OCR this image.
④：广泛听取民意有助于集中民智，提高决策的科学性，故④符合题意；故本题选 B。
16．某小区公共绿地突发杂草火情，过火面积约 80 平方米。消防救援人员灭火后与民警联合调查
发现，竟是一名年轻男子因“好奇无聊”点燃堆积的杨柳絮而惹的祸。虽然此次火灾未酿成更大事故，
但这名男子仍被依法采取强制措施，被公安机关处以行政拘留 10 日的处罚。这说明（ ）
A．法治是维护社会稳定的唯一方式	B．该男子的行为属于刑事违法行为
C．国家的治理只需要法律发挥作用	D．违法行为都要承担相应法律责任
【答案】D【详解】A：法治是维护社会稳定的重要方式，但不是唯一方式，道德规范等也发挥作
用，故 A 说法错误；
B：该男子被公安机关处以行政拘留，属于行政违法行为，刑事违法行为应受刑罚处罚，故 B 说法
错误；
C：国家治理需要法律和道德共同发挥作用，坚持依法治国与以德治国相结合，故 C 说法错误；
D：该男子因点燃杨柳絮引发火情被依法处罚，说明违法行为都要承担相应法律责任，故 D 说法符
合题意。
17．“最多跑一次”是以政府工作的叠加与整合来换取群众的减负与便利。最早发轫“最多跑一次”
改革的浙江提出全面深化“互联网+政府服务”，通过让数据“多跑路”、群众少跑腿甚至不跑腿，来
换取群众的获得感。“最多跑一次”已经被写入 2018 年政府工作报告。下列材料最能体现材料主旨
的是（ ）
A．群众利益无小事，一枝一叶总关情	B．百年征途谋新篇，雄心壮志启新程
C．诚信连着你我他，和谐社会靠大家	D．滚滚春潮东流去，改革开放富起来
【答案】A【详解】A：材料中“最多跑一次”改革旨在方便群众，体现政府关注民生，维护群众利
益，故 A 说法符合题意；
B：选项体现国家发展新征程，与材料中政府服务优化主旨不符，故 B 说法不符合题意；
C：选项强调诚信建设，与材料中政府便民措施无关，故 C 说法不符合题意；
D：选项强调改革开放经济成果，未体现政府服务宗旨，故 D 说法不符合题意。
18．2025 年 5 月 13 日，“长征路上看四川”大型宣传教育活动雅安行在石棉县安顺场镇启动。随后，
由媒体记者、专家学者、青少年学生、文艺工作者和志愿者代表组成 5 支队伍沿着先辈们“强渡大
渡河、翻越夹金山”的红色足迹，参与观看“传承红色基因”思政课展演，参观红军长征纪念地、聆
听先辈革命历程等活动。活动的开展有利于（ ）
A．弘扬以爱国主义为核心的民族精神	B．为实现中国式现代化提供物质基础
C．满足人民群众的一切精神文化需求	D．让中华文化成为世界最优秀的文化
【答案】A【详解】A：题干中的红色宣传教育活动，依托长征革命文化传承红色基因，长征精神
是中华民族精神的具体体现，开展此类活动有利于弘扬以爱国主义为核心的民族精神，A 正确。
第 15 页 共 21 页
──────────
Stated task:
Copy out each record, keeping every word as it is.

Task output:
OCR this image.
④：广泛听取民意有助于集中民智，提高决策的科学性，故④符合题意；故本题选 B。
16．某小区公共绿地突发杂草火情，过火面积约 80 平方米。消防救援人员灭火后与民警联合调查
发现，竟是一名年轻男子因“好奇无聊”点燃堆积的杨柳絮而惹的祸。虽然此次火灾未酿成更大事故，
但这名男子仍被依法采取强制措施，被公安机关处以行政拘留 10 日的处罚。这说明（ ）
A．法治是维护社会稳定的唯一方式	B．该男子的行为属于刑事违法行为
C．国家的治理只需要法律发挥作用	D．违法行为都要承担相应法律责任
【答案】D【详解】A：法治是维护社会稳定的重要方式，但不是唯一方式，道德规范等也发挥作
用，故 A 说法错误；
B：该男子被公安机关处以行政拘留，属于行政违法行为，刑事违法行为应受刑罚处罚，故 B 说法
错误；
C：国家治理需要法律和道德共同发挥作用，坚持依法治国与以德治国相结合，故 C 说法错误；
D：该男子因点燃杨柳絮引发火情被依法处罚，说明违法行为都要承担相应法律责任，故 D 说法符
合题意。
17．“最多跑一次”是以政府工作的叠加与整合来换取群众的减负与便利。最早发轫“最多跑一次”
改革的浙江提出全面深化“互联网+政府服务”，通过让数据“多跑路”、群众少跑腿甚至不跑腿，来
换取群众的获得感。“最多跑一次”已经被写入 2018 年政府工作报告。下列材料最能体现材料主旨
的是（ ）
A．群众利益无小事，一枝一叶总关情	B．百年征途谋新篇，雄心壮志启新程
C．诚信连着你我他，和谐社会靠大家	D．滚滚春潮东流去，改革开放富起来
【答案】A【详解】A：材料中“最多跑一次”改革旨在方便群众，体现政府关注民生，维护群众利
益，故 A 说法符合题意；
B：选项体现国家发展新征程，与材料中政府服务优化主旨不符，故 B 说法不符合题意；
C：选项强调诚信建设，与材料中政府便民措施无关，故 C 说法不符合题意；
D：选项强调改革开放经济成果，未体现政府服务宗旨，故 D 说法不符合题意。
18．2025 年 5 月 13 日，“长征路上看四川”大型宣传教育活动雅安行在石棉县安顺场镇启动。随后，
由媒体记者、专家学者、青少年学生、文艺工作者和志愿者代表组成 5 支队伍沿着先辈们“强渡大
渡河、翻越夹金山”的红色足迹，参与观看“传承红色基因”思政课展演，参观红军长征纪念地、聆
听先辈革命历程等活动。活动的开展有利于（ ）
A．弘扬以爱国主义为核心的民族精神	B．为实现中国式现代化提供物质基础
C．满足人民群众的一切精神文化需求	D．让中华文化成为世界最优秀的文化
【答案】A【详解】A：题干中的红色宣传教育活动，依托长征革命文化传承红色基因，长征精神
是中华民族精神的具体体现，开展此类活动有利于弘扬以爱国主义为核心的民族精神，A 正确。
第 15 页 共 21 页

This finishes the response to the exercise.